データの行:
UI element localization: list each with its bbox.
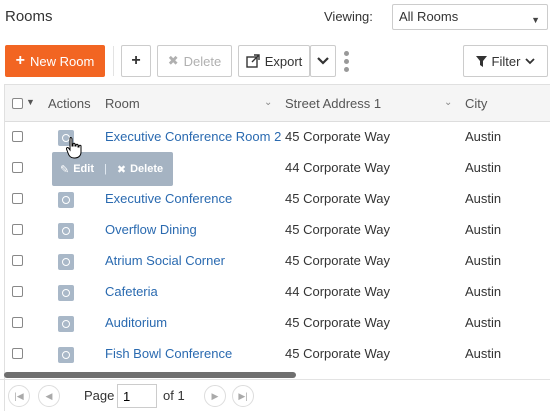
rooms-grid: ▼ Actions Room ⌄ Street Address 1 ⌄ City…	[4, 84, 550, 411]
funnel-icon	[475, 55, 487, 67]
city-cell: Austin	[465, 129, 502, 144]
next-page-icon[interactable]: ▶	[204, 385, 226, 407]
city-cell: Austin	[465, 315, 502, 330]
more-options-icon[interactable]	[344, 51, 350, 75]
export-button[interactable]: Export	[238, 45, 310, 77]
street-cell: 45 Corporate Way	[285, 346, 391, 361]
export-options-button[interactable]	[310, 45, 336, 77]
row-checkbox[interactable]	[12, 131, 23, 142]
select-all-checkbox[interactable]	[12, 98, 23, 109]
room-link[interactable]: Atrium Social Corner	[105, 253, 225, 268]
room-link[interactable]: Fish Bowl Conference	[105, 346, 232, 361]
table-row: Auditorium 45 Corporate Way Austin	[5, 308, 550, 339]
column-header-city[interactable]: City	[465, 96, 487, 111]
horizontal-scrollbar[interactable]	[4, 372, 296, 378]
row-actions-icon[interactable]	[58, 223, 74, 239]
grid-header: ▼ Actions Room ⌄ Street Address 1 ⌄ City	[5, 84, 550, 122]
street-cell: 45 Corporate Way	[285, 129, 391, 144]
city-cell: Austin	[465, 222, 502, 237]
prev-page-icon[interactable]: ◀	[38, 385, 60, 407]
row-actions-icon[interactable]	[58, 285, 74, 301]
room-link[interactable]: Executive Conference Room 2	[105, 129, 281, 144]
page-title: Rooms	[5, 8, 53, 25]
pager: |◀ ◀ Page of 1 ▶ ▶|	[0, 379, 550, 411]
row-actions-icon[interactable]	[58, 347, 74, 363]
table-row: Executive Conference 45 Corporate Way Au…	[5, 184, 550, 215]
add-button[interactable]: +	[121, 45, 151, 77]
page-input[interactable]	[117, 384, 157, 408]
x-icon: ✖	[116, 163, 127, 176]
delete-label: Delete	[183, 53, 222, 69]
table-row: Atrium Social Corner 45 Corporate Way Au…	[5, 246, 550, 277]
plus-icon: +	[131, 52, 141, 69]
export-icon	[246, 54, 260, 68]
row-checkbox[interactable]	[12, 255, 23, 266]
title-bar: Rooms Viewing: All Rooms ▼	[0, 0, 550, 36]
row-actions-icon[interactable]	[58, 254, 74, 270]
row-checkbox[interactable]	[12, 317, 23, 328]
table-row: Cafeteria 44 Corporate Way Austin	[5, 277, 550, 308]
row-checkbox[interactable]	[12, 286, 23, 297]
new-room-label: New Room	[30, 53, 95, 69]
street-cell: 44 Corporate Way	[285, 284, 391, 299]
hand-cursor-icon	[66, 137, 82, 159]
street-cell: 45 Corporate Way	[285, 253, 391, 268]
table-row: Fish Bowl Conference 45 Corporate Way Au…	[5, 339, 550, 370]
view-select[interactable]: All Rooms ▼	[392, 4, 548, 30]
column-header-street[interactable]: Street Address 1	[285, 96, 381, 111]
edit-action[interactable]: ✎ Edit	[60, 163, 94, 176]
delete-button[interactable]: ✖ Delete	[157, 45, 232, 77]
city-cell: Austin	[465, 284, 502, 299]
row-actions-icon[interactable]	[58, 316, 74, 332]
plus-icon: +	[15, 52, 26, 69]
street-cell: 45 Corporate Way	[285, 191, 391, 206]
view-select-value: All Rooms	[399, 9, 459, 24]
page-count-label: of 1	[163, 388, 185, 403]
street-cell: 45 Corporate Way	[285, 222, 391, 237]
row-checkbox[interactable]	[12, 348, 23, 359]
chevron-down-icon	[317, 57, 329, 65]
row-checkbox[interactable]	[12, 224, 23, 235]
city-cell: Austin	[465, 160, 502, 175]
room-link[interactable]: Executive Conference	[105, 191, 232, 206]
caret-down-icon[interactable]: ▼	[26, 97, 35, 107]
chevron-down-icon	[525, 58, 536, 65]
city-cell: Austin	[465, 346, 502, 361]
viewing-label: Viewing:	[324, 9, 373, 24]
street-cell: 45 Corporate Way	[285, 315, 391, 330]
edit-label: Edit	[73, 163, 94, 175]
toolbar-divider	[113, 46, 114, 76]
first-page-icon[interactable]: |◀	[8, 385, 30, 407]
filter-label: Filter	[491, 53, 521, 69]
caret-down-icon: ▼	[531, 15, 540, 25]
table-row: Executive Conference Room 2 45 Corporate…	[5, 122, 550, 153]
export-label: Export	[264, 53, 303, 69]
last-page-icon[interactable]: ▶|	[232, 385, 254, 407]
room-link[interactable]: Auditorium	[105, 315, 167, 330]
pencil-icon: ✎	[60, 163, 70, 176]
filter-button[interactable]: Filter	[463, 45, 548, 77]
row-checkbox[interactable]	[12, 162, 23, 173]
street-cell: 44 Corporate Way	[285, 160, 391, 175]
row-checkbox[interactable]	[12, 193, 23, 204]
row-actions-icon[interactable]	[58, 192, 74, 208]
new-room-button[interactable]: + New Room	[5, 45, 105, 77]
column-header-room[interactable]: Room	[105, 96, 140, 111]
divider: |	[104, 163, 107, 175]
delete-label: Delete	[130, 163, 164, 175]
page-label: Page	[84, 388, 115, 403]
column-header-actions: Actions	[48, 96, 91, 111]
delete-action[interactable]: ✖ Delete	[117, 163, 163, 176]
table-row: Overflow Dining 45 Corporate Way Austin	[5, 215, 550, 246]
chevron-down-icon[interactable]: ⌄	[264, 97, 272, 108]
chevron-down-icon[interactable]: ⌄	[444, 97, 452, 108]
room-link[interactable]: Overflow Dining	[105, 222, 197, 237]
x-icon: ✖	[167, 53, 179, 68]
city-cell: Austin	[465, 191, 502, 206]
room-link[interactable]: Cafeteria	[105, 284, 158, 299]
toolbar: + New Room + ✖ Delete Export Filter	[0, 45, 550, 79]
city-cell: Austin	[465, 253, 502, 268]
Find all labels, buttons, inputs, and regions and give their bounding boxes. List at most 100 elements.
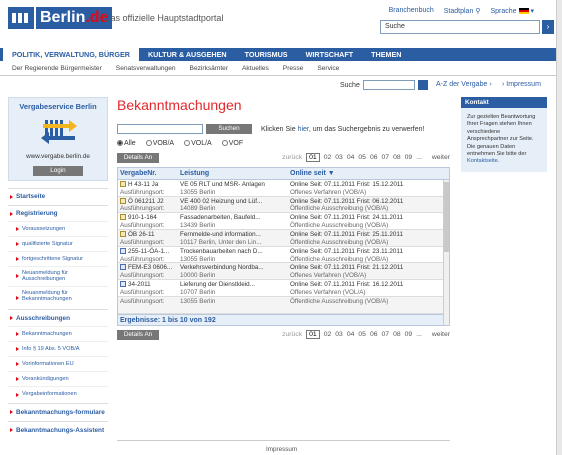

--- やること ---
「rooms-grid: ▼ Actions」を含む行で始まり「286, 23, 297]」を含む行で終わる部分だけを、「Corporate Way」を「Commerce Drive」に置き換えて書き直す。それ以外はすべてそのままにする。

--- 結果 ---
rooms-grid: ▼ Actions Room ⌄ Street Address 1 ⌄ City…	[4, 84, 550, 411]
funnel-icon	[475, 55, 487, 67]
city-cell: Austin	[465, 129, 502, 144]
next-page-icon[interactable]: ▶	[204, 385, 226, 407]
city-cell: Austin	[465, 315, 502, 330]
more-options-icon[interactable]	[344, 51, 350, 75]
export-button[interactable]: Export	[238, 45, 310, 77]
street-cell: 45 Commerce Drive	[285, 346, 391, 361]
export-options-button[interactable]	[310, 45, 336, 77]
row-checkbox[interactable]	[12, 131, 23, 142]
select-all-checkbox[interactable]	[12, 98, 23, 109]
room-link[interactable]: Atrium Social Corner	[105, 253, 225, 268]
room-link[interactable]: Fish Bowl Conference	[105, 346, 232, 361]
table-row: Auditorium 45 Commerce Drive Austin	[5, 308, 550, 339]
column-header-city[interactable]: City	[465, 96, 487, 111]
horizontal-scrollbar[interactable]	[4, 372, 296, 378]
row-actions-icon[interactable]	[58, 223, 74, 239]
grid-header: ▼ Actions Room ⌄ Street Address 1 ⌄ City	[5, 84, 550, 122]
street-cell: 45 Commerce Drive	[285, 129, 391, 144]
city-cell: Austin	[465, 222, 502, 237]
prev-page-icon[interactable]: ◀	[38, 385, 60, 407]
row-actions-icon[interactable]	[58, 285, 74, 301]
room-link[interactable]: Executive Conference Room 2	[105, 129, 281, 144]
page-title: Rooms	[5, 8, 53, 25]
pager: |◀ ◀ Page of 1 ▶ ▶|	[0, 379, 550, 411]
row-actions-icon[interactable]	[58, 347, 74, 363]
table-row: Executive Conference 45 Commerce Drive Au…	[5, 184, 550, 215]
add-button[interactable]: +	[121, 45, 151, 77]
page-input[interactable]	[117, 384, 157, 408]
x-icon: ✖	[116, 163, 127, 176]
delete-label: Delete	[183, 53, 222, 69]
table-row: Atrium Social Corner 45 Commerce Drive Au…	[5, 246, 550, 277]
plus-icon: +	[131, 52, 141, 69]
export-icon	[246, 54, 260, 68]
row-checkbox[interactable]	[12, 255, 23, 266]
title-bar: Rooms Viewing: All Rooms ▼	[0, 0, 550, 36]
row-actions-icon[interactable]	[58, 254, 74, 270]
row-checkbox[interactable]	[12, 317, 23, 328]
table-row: Cafeteria 44 Commerce Drive Austin	[5, 277, 550, 308]
row-checkbox[interactable]	[12, 286, 23, 297]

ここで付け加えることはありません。